*Task description*:
Set down each entry exactly as given; pictures should not appear in the copy.

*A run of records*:
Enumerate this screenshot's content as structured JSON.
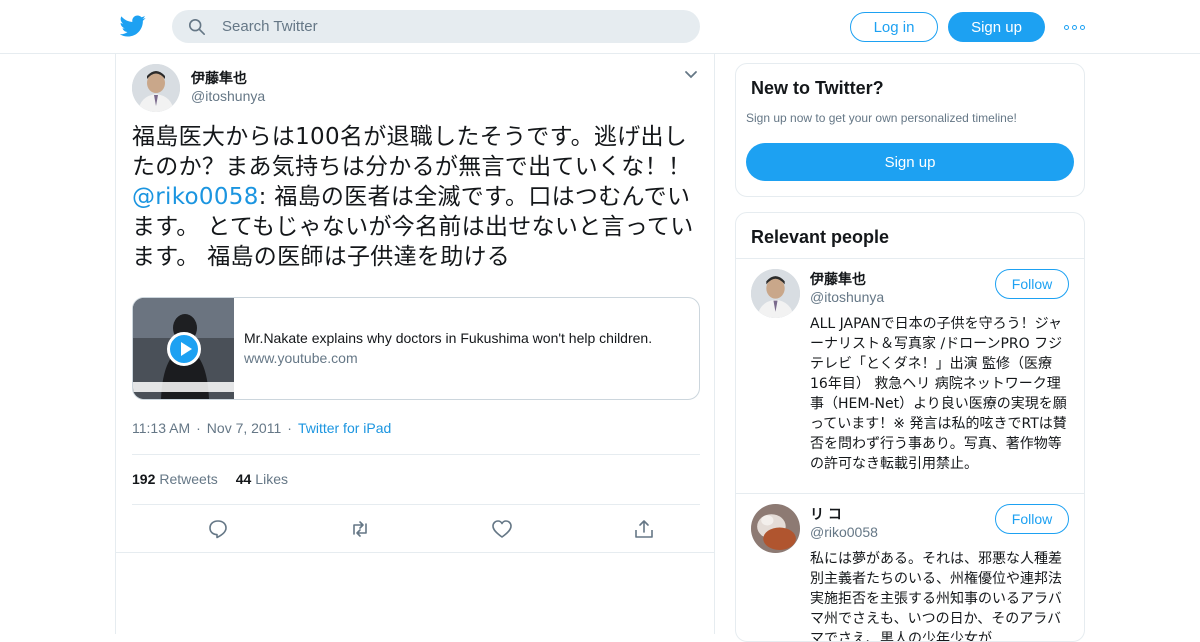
{
  "header": {
    "search_placeholder": "Search Twitter",
    "login_label": "Log in",
    "signup_label": "Sign up",
    "brand_color": "#1da1f2"
  },
  "tweet": {
    "author_name": "伊藤隼也",
    "author_handle": "@itoshunya",
    "text_before": "福島医大からは100名が退職したそうです。逃げ出したのか？まあ気持ちは分かるが無言で出ていくな！！ ",
    "mention": "@riko0058",
    "text_after": ": 福島の医者は全滅です。口はつむんでいます。 とてもじゃないが今名前は出せないと言っています。 福島の医師は子供達を助ける",
    "card": {
      "title": "Mr.Nakate explains why doctors in Fukushima won't help children.",
      "domain": "www.youtube.com"
    },
    "time": "11:13 AM",
    "date": "Nov 7, 2011",
    "source": "Twitter for iPad",
    "retweets_count": "192",
    "retweets_label": "Retweets",
    "likes_count": "44",
    "likes_label": "Likes"
  },
  "sidebar": {
    "new_title": "New to Twitter?",
    "new_text": "Sign up now to get your own personalized timeline!",
    "new_signup": "Sign up",
    "relevant_title": "Relevant people",
    "people": [
      {
        "name": "伊藤隼也",
        "handle": "@itoshunya",
        "follow": "Follow",
        "bio": "ALL JAPANで日本の子供を守ろう！ジャーナリスト＆写真家 /ドローンPRO フジテレビ「とくダネ！」出演 監修（医療 16年目） 救急ヘリ 病院ネットワーク理事（HEM-Net）より良い医療の実現を願っています！※ 発言は私的呟きでRTは賛否を問わず行う事あり。写真、著作物等の許可なき転載引用禁止。"
      },
      {
        "name": "リ コ",
        "handle": "@riko0058",
        "follow": "Follow",
        "bio": "私には夢がある。それは、邪悪な人種差別主義者たちのいる、州権優位や連邦法実施拒否を主張する州知事のいるアラバマ州でさえも、いつの日か、そのアラバマでさえ、黒人の少年少女が"
      }
    ]
  }
}
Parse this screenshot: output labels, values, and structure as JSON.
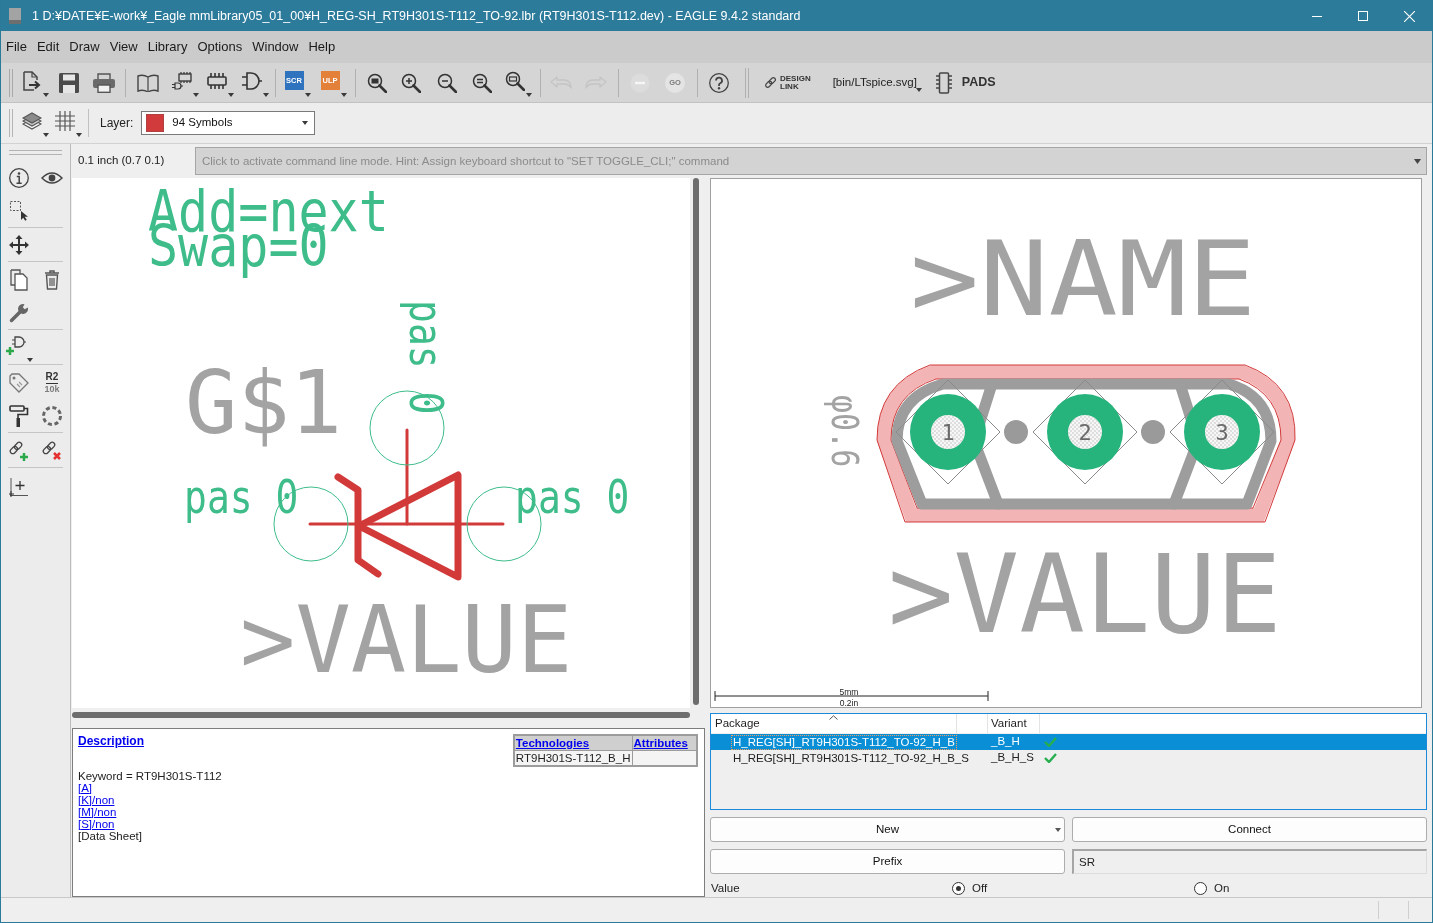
{
  "window": {
    "title": "1 D:¥DATE¥E-work¥_Eagle mmLibrary05_01_00¥H_REG-SH_RT9H301S-T112_TO-92.lbr (RT9H301S-T112.dev) - EAGLE 9.4.2 standard"
  },
  "menu": [
    "File",
    "Edit",
    "Draw",
    "View",
    "Library",
    "Options",
    "Window",
    "Help"
  ],
  "toolbar": {
    "script_buttons": [
      {
        "label": "SCR",
        "color": "#2f73bf"
      },
      {
        "label": "ULP",
        "color": "#e3813a"
      }
    ],
    "undo": {
      "disabled": true
    },
    "redo": {
      "disabled": true
    },
    "stop": {
      "disabled": true
    },
    "go": {
      "label": "GO",
      "disabled": true
    },
    "design_link": {
      "label": "DESIGN LINK"
    },
    "script_menu": {
      "label": "[bin/LTspice.svg]"
    },
    "pads": {
      "label": "PADS"
    }
  },
  "layer_bar": {
    "label": "Layer:",
    "layer": {
      "name": "94 Symbols",
      "color": "#d23b3b"
    }
  },
  "left_toolbar": {
    "value_tool": {
      "name": "R2",
      "value": "10k"
    }
  },
  "command_line": {
    "coordinates": "0.1 inch (0.7 0.1)",
    "placeholder": "Click to activate command line mode. Hint: Assign keyboard shortcut to \"SET TOGGLE_CLI;\" command"
  },
  "symbol_view": {
    "add_label": "Add=next",
    "swap_label": "Swap=0",
    "gate_name": "G$1",
    "pins": [
      {
        "label": "pas 0"
      },
      {
        "label": "pas 0"
      },
      {
        "label": "pas 0"
      }
    ],
    "value_label": ">VALUE"
  },
  "package_view": {
    "name_label": ">NAME",
    "drill_label": "φ0.6",
    "pads": [
      {
        "label": "1"
      },
      {
        "label": "2"
      },
      {
        "label": "3"
      }
    ],
    "value_label": ">VALUE",
    "scale": {
      "metric": "5mm",
      "imperial": "0.2in"
    }
  },
  "description": {
    "heading": "Description",
    "table": {
      "columns": [
        "Technologies",
        "Attributes"
      ],
      "rows": [
        {
          "technology": "RT9H301S-T112_B_H"
        }
      ]
    },
    "lines": [
      {
        "kind": "text",
        "text": "Keyword = RT9H301S-T112"
      },
      {
        "kind": "link",
        "text": "[A]"
      },
      {
        "kind": "link",
        "text": "[K]/non"
      },
      {
        "kind": "link",
        "text": "[M]/non"
      },
      {
        "kind": "link",
        "text": "[S]/non"
      },
      {
        "kind": "text",
        "text": "[Data Sheet]"
      }
    ]
  },
  "package_list": {
    "columns": [
      "Package",
      "Variant"
    ],
    "rows": [
      {
        "package": "H_REG[SH]_RT9H301S-T112_TO-92_H_B",
        "variant": "_B_H",
        "connected": true,
        "selected": true
      },
      {
        "package": "H_REG[SH]_RT9H301S-T112_TO-92_H_B_S",
        "variant": "_B_H_S",
        "connected": true,
        "selected": false
      }
    ]
  },
  "device_controls": {
    "new_button": {
      "label": "New"
    },
    "connect_button": {
      "label": "Connect"
    },
    "prefix_button": {
      "label": "Prefix"
    },
    "prefix_field": {
      "value": "SR"
    },
    "value_option": {
      "label": "Value",
      "options": [
        {
          "label": "Off",
          "selected": true
        },
        {
          "label": "On",
          "selected": false
        }
      ]
    }
  }
}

*Right answer*:
Enumerate this screenshot's content as structured JSON.
{
  "header": {
    "search_placeholder": "Search Twitter",
    "login_label": "Log in",
    "signup_label": "Sign up",
    "brand_color": "#1da1f2"
  },
  "tweet": {
    "author_name": "伊藤隼也",
    "author_handle": "@itoshunya",
    "text_before": "福島医大からは100名が退職したそうです。逃げ出したのか？まあ気持ちは分かるが無言で出ていくな！！ ",
    "mention": "@riko0058",
    "text_after": ": 福島の医者は全滅です。口はつむんでいます。 とてもじゃないが今名前は出せないと言っています。 福島の医師は子供達を助ける",
    "card": {
      "title": "Mr.Nakate explains why doctors in Fukushima won't help children.",
      "domain": "www.youtube.com"
    },
    "time": "11:13 AM",
    "date": "Nov 7, 2011",
    "source": "Twitter for iPad",
    "retweets_count": "192",
    "retweets_label": "Retweets",
    "likes_count": "44",
    "likes_label": "Likes"
  },
  "sidebar": {
    "new_title": "New to Twitter?",
    "new_text": "Sign up now to get your own personalized timeline!",
    "new_signup": "Sign up",
    "relevant_title": "Relevant people",
    "people": [
      {
        "name": "伊藤隼也",
        "handle": "@itoshunya",
        "follow": "Follow",
        "bio": "ALL JAPANで日本の子供を守ろう！ジャーナリスト＆写真家 /ドローンPRO フジテレビ「とくダネ！」出演 監修（医療 16年目） 救急ヘリ 病院ネットワーク理事（HEM-Net）より良い医療の実現を願っています！※ 発言は私的呟きでRTは賛否を問わず行う事あり。写真、著作物等の許可なき転載引用禁止。"
      },
      {
        "name": "リ コ",
        "handle": "@riko0058",
        "follow": "Follow",
        "bio": "私には夢がある。それは、邪悪な人種差別主義者たちのいる、州権優位や連邦法実施拒否を主張する州知事のいるアラバマ州でさえも、いつの日か、そのアラバマでさえ、黒人の少年少女が"
      }
    ]
  }
}
Parse this screenshot: output labels, values, and structure as JSON.
{
  "window": {
    "title": "1 D:¥DATE¥E-work¥_Eagle mmLibrary05_01_00¥H_REG-SH_RT9H301S-T112_TO-92.lbr (RT9H301S-T112.dev) - EAGLE 9.4.2 standard"
  },
  "menu": [
    "File",
    "Edit",
    "Draw",
    "View",
    "Library",
    "Options",
    "Window",
    "Help"
  ],
  "toolbar": {
    "script_buttons": [
      {
        "label": "SCR",
        "color": "#2f73bf"
      },
      {
        "label": "ULP",
        "color": "#e3813a"
      }
    ],
    "undo": {
      "disabled": true
    },
    "redo": {
      "disabled": true
    },
    "stop": {
      "disabled": true
    },
    "go": {
      "label": "GO",
      "disabled": true
    },
    "design_link": {
      "label": "DESIGN LINK"
    },
    "script_menu": {
      "label": "[bin/LTspice.svg]"
    },
    "pads": {
      "label": "PADS"
    }
  },
  "layer_bar": {
    "label": "Layer:",
    "layer": {
      "name": "94 Symbols",
      "color": "#d23b3b"
    }
  },
  "left_toolbar": {
    "value_tool": {
      "name": "R2",
      "value": "10k"
    }
  },
  "command_line": {
    "coordinates": "0.1 inch (0.7 0.1)",
    "placeholder": "Click to activate command line mode. Hint: Assign keyboard shortcut to \"SET TOGGLE_CLI;\" command"
  },
  "symbol_view": {
    "add_label": "Add=next",
    "swap_label": "Swap=0",
    "gate_name": "G$1",
    "pins": [
      {
        "label": "pas 0"
      },
      {
        "label": "pas 0"
      },
      {
        "label": "pas 0"
      }
    ],
    "value_label": ">VALUE"
  },
  "package_view": {
    "name_label": ">NAME",
    "drill_label": "φ0.6",
    "pads": [
      {
        "label": "1"
      },
      {
        "label": "2"
      },
      {
        "label": "3"
      }
    ],
    "value_label": ">VALUE",
    "scale": {
      "metric": "5mm",
      "imperial": "0.2in"
    }
  },
  "description": {
    "heading": "Description",
    "table": {
      "columns": [
        "Technologies",
        "Attributes"
      ],
      "rows": [
        {
          "technology": "RT9H301S-T112_B_H"
        }
      ]
    },
    "lines": [
      {
        "kind": "text",
        "text": "Keyword = RT9H301S-T112"
      },
      {
        "kind": "link",
        "text": "[A]"
      },
      {
        "kind": "link",
        "text": "[K]/non"
      },
      {
        "kind": "link",
        "text": "[M]/non"
      },
      {
        "kind": "link",
        "text": "[S]/non"
      },
      {
        "kind": "text",
        "text": "[Data Sheet]"
      }
    ]
  },
  "package_list": {
    "columns": [
      "Package",
      "Variant"
    ],
    "rows": [
      {
        "package": "H_REG[SH]_RT9H301S-T112_TO-92_H_B",
        "variant": "_B_H",
        "connected": true,
        "selected": true
      },
      {
        "package": "H_REG[SH]_RT9H301S-T112_TO-92_H_B_S",
        "variant": "_B_H_S",
        "connected": true,
        "selected": false
      }
    ]
  },
  "device_controls": {
    "new_button": {
      "label": "New"
    },
    "connect_button": {
      "label": "Connect"
    },
    "prefix_button": {
      "label": "Prefix"
    },
    "prefix_field": {
      "value": "SR"
    },
    "value_option": {
      "label": "Value",
      "options": [
        {
          "label": "Off",
          "selected": true
        },
        {
          "label": "On",
          "selected": false
        }
      ]
    }
  }
}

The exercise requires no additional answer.